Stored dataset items
----------

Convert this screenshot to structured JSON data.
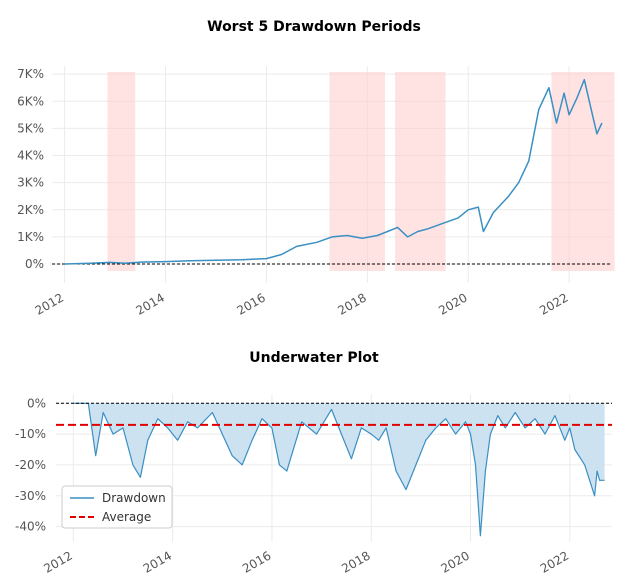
{
  "chart_data": [
    {
      "type": "line",
      "title": "Worst 5 Drawdown Periods",
      "xlabel": "",
      "ylabel": "",
      "x_range": [
        2011.75,
        2022.85
      ],
      "ylim": [
        -700,
        7300
      ],
      "x_ticks": [
        2012,
        2014,
        2016,
        2018,
        2020,
        2022
      ],
      "x_tick_labels": [
        "2012",
        "2014",
        "2016",
        "2018",
        "2020",
        "2022"
      ],
      "y_ticks": [
        0,
        1000,
        2000,
        3000,
        4000,
        5000,
        6000,
        7000
      ],
      "y_tick_labels": [
        "0%",
        "1K%",
        "2K%",
        "3K%",
        "4K%",
        "5K%",
        "6K%",
        "7K%"
      ],
      "grid": true,
      "zero_line": true,
      "line_color": "#3a8fc3",
      "shade_color": "#ffcccc",
      "series": [
        {
          "x": [
            2012.0,
            2012.5,
            2012.9,
            2013.2,
            2013.5,
            2014.0,
            2014.5,
            2015.0,
            2015.5,
            2016.0,
            2016.3,
            2016.6,
            2017.0,
            2017.3,
            2017.6,
            2017.9,
            2018.2,
            2018.4,
            2018.6,
            2018.8,
            2019.0,
            2019.2,
            2019.5,
            2019.8,
            2020.0,
            2020.2,
            2020.3,
            2020.5,
            2020.8,
            2021.0,
            2021.2,
            2021.4,
            2021.6,
            2021.75,
            2021.9,
            2022.0,
            2022.15,
            2022.3,
            2022.45,
            2022.55,
            2022.65
          ],
          "y": [
            0,
            30,
            60,
            30,
            70,
            90,
            120,
            140,
            160,
            200,
            350,
            650,
            800,
            1000,
            1050,
            950,
            1050,
            1200,
            1350,
            1000,
            1200,
            1300,
            1500,
            1700,
            2000,
            2100,
            1200,
            1900,
            2500,
            3000,
            3800,
            5700,
            6500,
            5200,
            6300,
            5500,
            6100,
            6800,
            5600,
            4800,
            5200
          ]
        }
      ],
      "shaded_periods": [
        [
          2012.85,
          2013.4
        ],
        [
          2017.25,
          2018.35
        ],
        [
          2018.55,
          2019.55
        ],
        [
          2021.65,
          2022.9
        ]
      ]
    },
    {
      "type": "area",
      "title": "Underwater Plot",
      "xlabel": "",
      "ylabel": "",
      "x_range": [
        2011.65,
        2022.85
      ],
      "ylim": [
        -45,
        3
      ],
      "x_ticks": [
        2012,
        2014,
        2016,
        2018,
        2020,
        2022
      ],
      "x_tick_labels": [
        "2012",
        "2014",
        "2016",
        "2018",
        "2020",
        "2022"
      ],
      "y_ticks": [
        0,
        -10,
        -20,
        -30,
        -40
      ],
      "y_tick_labels": [
        "0%",
        "-10%",
        "-20%",
        "-30%",
        "-40%"
      ],
      "grid": true,
      "legend_position": "bottom-left",
      "line_color": "#3a8fc3",
      "fill_color": "#c6dff0",
      "average_color": "#e00000",
      "series": [
        {
          "name": "Drawdown",
          "x": [
            2012.0,
            2012.3,
            2012.45,
            2012.6,
            2012.8,
            2013.0,
            2013.2,
            2013.35,
            2013.5,
            2013.7,
            2013.9,
            2014.1,
            2014.3,
            2014.5,
            2014.8,
            2015.0,
            2015.2,
            2015.4,
            2015.6,
            2015.8,
            2016.0,
            2016.15,
            2016.3,
            2016.6,
            2016.9,
            2017.2,
            2017.4,
            2017.6,
            2017.8,
            2018.0,
            2018.15,
            2018.3,
            2018.5,
            2018.7,
            2018.9,
            2019.1,
            2019.3,
            2019.5,
            2019.7,
            2019.9,
            2020.0,
            2020.1,
            2020.2,
            2020.3,
            2020.4,
            2020.55,
            2020.7,
            2020.9,
            2021.1,
            2021.3,
            2021.5,
            2021.7,
            2021.9,
            2022.0,
            2022.1,
            2022.3,
            2022.5,
            2022.55,
            2022.6,
            2022.7
          ],
          "y": [
            0,
            0,
            -17,
            -3,
            -10,
            -8,
            -20,
            -24,
            -12,
            -5,
            -8,
            -12,
            -6,
            -8,
            -3,
            -10,
            -17,
            -20,
            -12,
            -5,
            -8,
            -20,
            -22,
            -6,
            -10,
            -2,
            -10,
            -18,
            -8,
            -10,
            -12,
            -8,
            -22,
            -28,
            -20,
            -12,
            -8,
            -5,
            -10,
            -6,
            -10,
            -20,
            -43,
            -22,
            -10,
            -4,
            -8,
            -3,
            -8,
            -5,
            -10,
            -4,
            -12,
            -8,
            -15,
            -20,
            -30,
            -22,
            -25,
            -25
          ]
        },
        {
          "name": "Average",
          "y": [
            -7,
            -7
          ]
        }
      ]
    }
  ]
}
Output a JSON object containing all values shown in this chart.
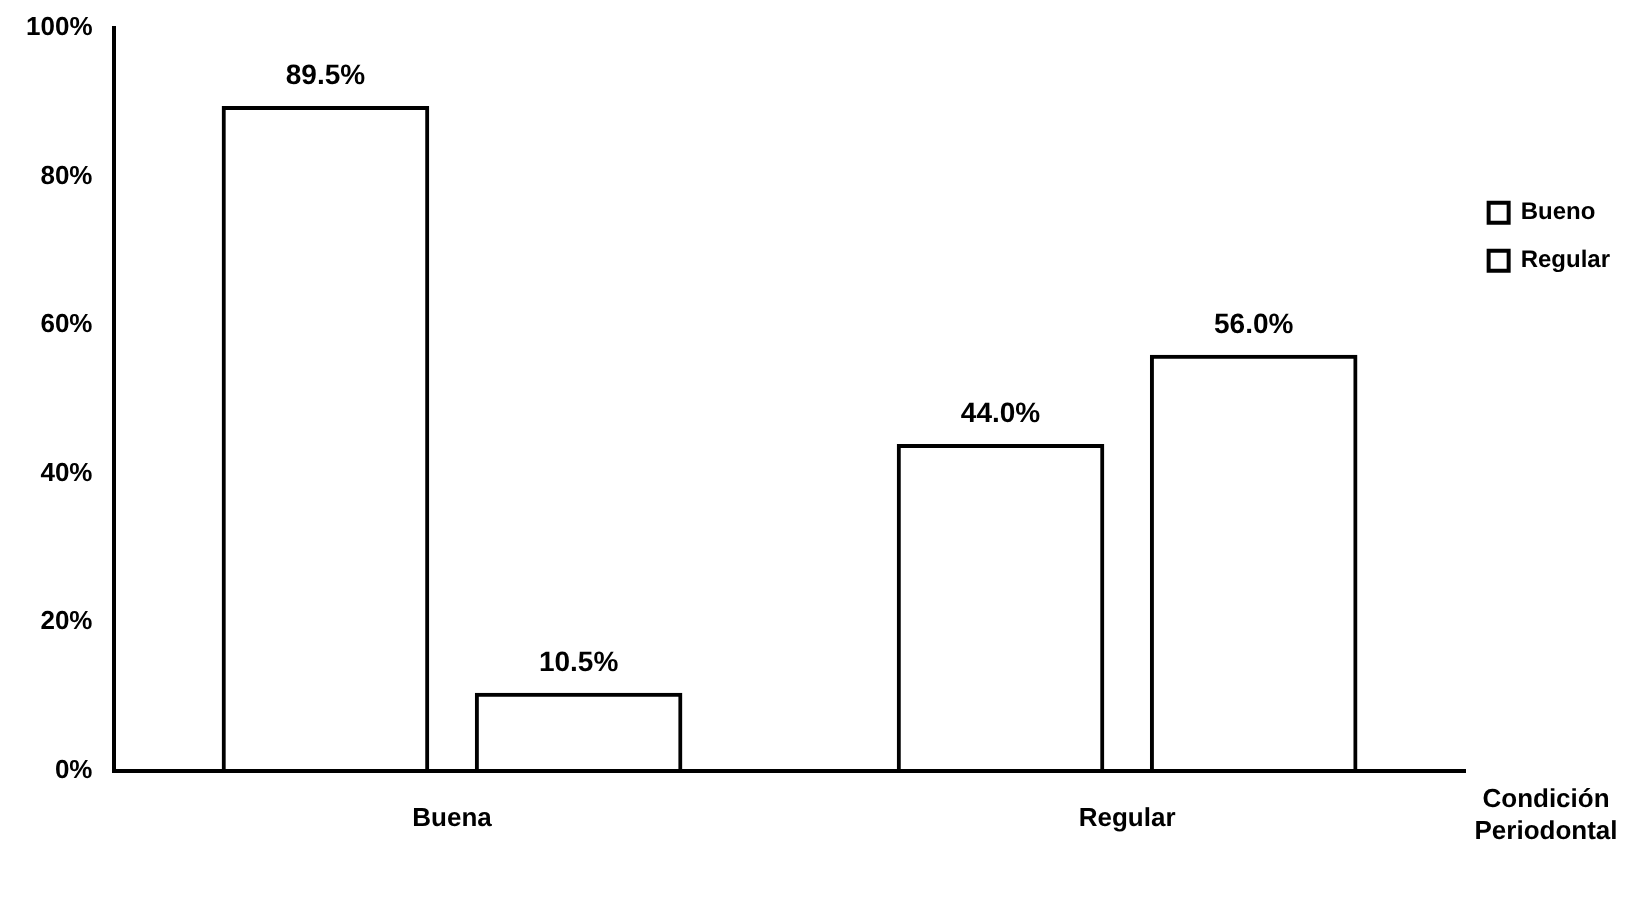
{
  "chart_data": {
    "type": "bar",
    "xlabel": "Condición Periodontal",
    "categories": [
      "Buena",
      "Regular"
    ],
    "series": [
      {
        "name": "Bueno",
        "color": "#000000",
        "values": [
          89.5,
          44.0
        ],
        "value_labels": [
          "89.5%",
          "44.0%"
        ]
      },
      {
        "name": "Regular",
        "color": "#000000",
        "values": [
          10.5,
          56.0
        ],
        "value_labels": [
          "10.5%",
          "56.0%"
        ]
      }
    ],
    "ylim": [
      0,
      100
    ],
    "yticks": [
      {
        "value": 0,
        "label": "0%"
      },
      {
        "value": 20,
        "label": "20%"
      },
      {
        "value": 40,
        "label": "40%"
      },
      {
        "value": 60,
        "label": "60%"
      },
      {
        "value": 80,
        "label": "80%"
      },
      {
        "value": 100,
        "label": "100%"
      }
    ],
    "grid": false,
    "legend": "right"
  }
}
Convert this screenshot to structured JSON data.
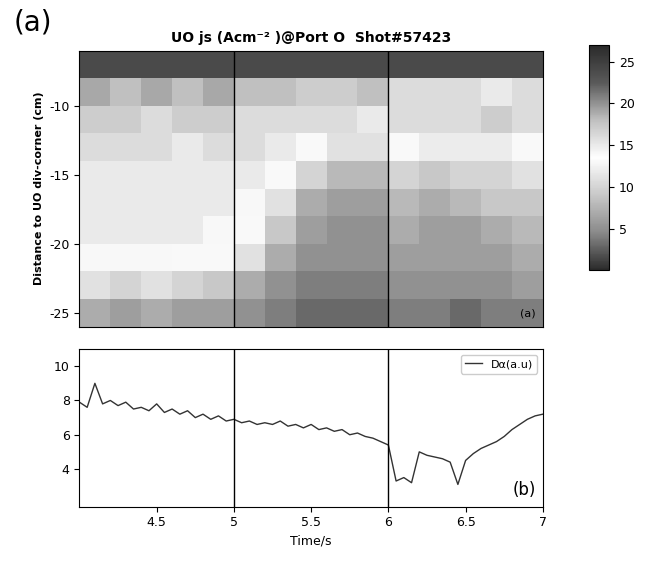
{
  "chart_data": [
    {
      "type": "heatmap",
      "figure_label": "(a)",
      "title": "UO js (Acm⁻² )@Port O  Shot#57423",
      "y_label": "Distance to UO div-corner (cm)",
      "annotations": [
        {
          "text": "(a)"
        }
      ],
      "x_edges": [
        4.0,
        4.2,
        4.4,
        4.6,
        4.8,
        5.0,
        5.2,
        5.4,
        5.6,
        5.8,
        6.0,
        6.2,
        6.4,
        6.6,
        6.8,
        7.0
      ],
      "y_edges": [
        -26,
        -24,
        -22,
        -20,
        -18,
        -16,
        -14,
        -12,
        -10,
        -8,
        -6
      ],
      "cells": [
        [
          7,
          6,
          7,
          6,
          6,
          5,
          4,
          3,
          3,
          3,
          4,
          4,
          3,
          4,
          4
        ],
        [
          11,
          10,
          11,
          10,
          9,
          7,
          5,
          4,
          4,
          4,
          5,
          5,
          5,
          5,
          6
        ],
        [
          14,
          14,
          14,
          13,
          13,
          11,
          7,
          5,
          5,
          5,
          6,
          6,
          6,
          6,
          7
        ],
        [
          15,
          15,
          15,
          15,
          14,
          13,
          9,
          6,
          5,
          5,
          7,
          6,
          6,
          7,
          8
        ],
        [
          15,
          15,
          15,
          15,
          15,
          14,
          11,
          7,
          6,
          6,
          8,
          7,
          8,
          9,
          9
        ],
        [
          15,
          15,
          15,
          15,
          15,
          15,
          13,
          10,
          8,
          8,
          10,
          9,
          10,
          10,
          11
        ],
        [
          16,
          16,
          16,
          15,
          16,
          16,
          15,
          13,
          11,
          11,
          13,
          12,
          12,
          12,
          13
        ],
        [
          17,
          17,
          16,
          17,
          17,
          16,
          16,
          16,
          16,
          15,
          16,
          16,
          16,
          17,
          16
        ],
        [
          19,
          18,
          19,
          18,
          19,
          18,
          18,
          17,
          17,
          18,
          16,
          16,
          16,
          15,
          16
        ],
        [
          24,
          24,
          24,
          24,
          24,
          24,
          24,
          24,
          24,
          24,
          24,
          24,
          24,
          24,
          24
        ]
      ],
      "colorbar": {
        "range": [
          0,
          27
        ],
        "ticks": [
          5,
          10,
          15,
          20,
          25
        ]
      },
      "xlim": [
        4.0,
        7.0
      ],
      "ylim": [
        -26,
        -6
      ],
      "yticks": [
        -10,
        -15,
        -20,
        -25
      ],
      "tick_labels": "y",
      "vlines": [
        5,
        6
      ]
    },
    {
      "type": "line",
      "x_label": "Time/s",
      "annotations": [
        {
          "text": "(b)"
        }
      ],
      "x": [
        4.0,
        4.05,
        4.1,
        4.15,
        4.2,
        4.25,
        4.3,
        4.35,
        4.4,
        4.45,
        4.5,
        4.55,
        4.6,
        4.65,
        4.7,
        4.75,
        4.8,
        4.85,
        4.9,
        4.95,
        5.0,
        5.05,
        5.1,
        5.15,
        5.2,
        5.25,
        5.3,
        5.35,
        5.4,
        5.45,
        5.5,
        5.55,
        5.6,
        5.65,
        5.7,
        5.75,
        5.8,
        5.85,
        5.9,
        5.95,
        6.0,
        6.05,
        6.1,
        6.15,
        6.2,
        6.25,
        6.3,
        6.35,
        6.4,
        6.45,
        6.5,
        6.55,
        6.6,
        6.65,
        6.7,
        6.75,
        6.8,
        6.85,
        6.9,
        6.95,
        7.0
      ],
      "series": [
        {
          "name": "Dα(a.u)",
          "color": "#333333",
          "values": [
            7.9,
            7.6,
            9.0,
            7.8,
            8.0,
            7.7,
            7.9,
            7.5,
            7.6,
            7.4,
            7.8,
            7.3,
            7.5,
            7.2,
            7.4,
            7.0,
            7.2,
            6.9,
            7.1,
            6.8,
            6.9,
            6.7,
            6.8,
            6.6,
            6.7,
            6.6,
            6.8,
            6.5,
            6.6,
            6.4,
            6.6,
            6.3,
            6.4,
            6.2,
            6.3,
            6.0,
            6.1,
            5.9,
            5.8,
            5.6,
            5.4,
            3.3,
            3.5,
            3.2,
            5.0,
            4.8,
            4.7,
            4.6,
            4.4,
            3.1,
            4.5,
            4.9,
            5.2,
            5.4,
            5.6,
            5.9,
            6.3,
            6.6,
            6.9,
            7.1,
            7.2
          ]
        }
      ],
      "xlim": [
        4.0,
        7.0
      ],
      "xticks": [
        4.5,
        5,
        5.5,
        6,
        6.5,
        7
      ],
      "ylim": [
        1.8,
        11
      ],
      "yticks": [
        4,
        6,
        8,
        10
      ],
      "legend": "upper right",
      "vlines": [
        5,
        6
      ]
    }
  ]
}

----------

- **THE TASK**
Select and copy every line of the listing with the word "title".

- **REPLY TO THE EXERCISE**
      "title": "Worst 5 Drawdown Periods",
      "title": "Underwater Plot",
      "title": "UO js (Acm⁻² )@Port O  Shot#57423",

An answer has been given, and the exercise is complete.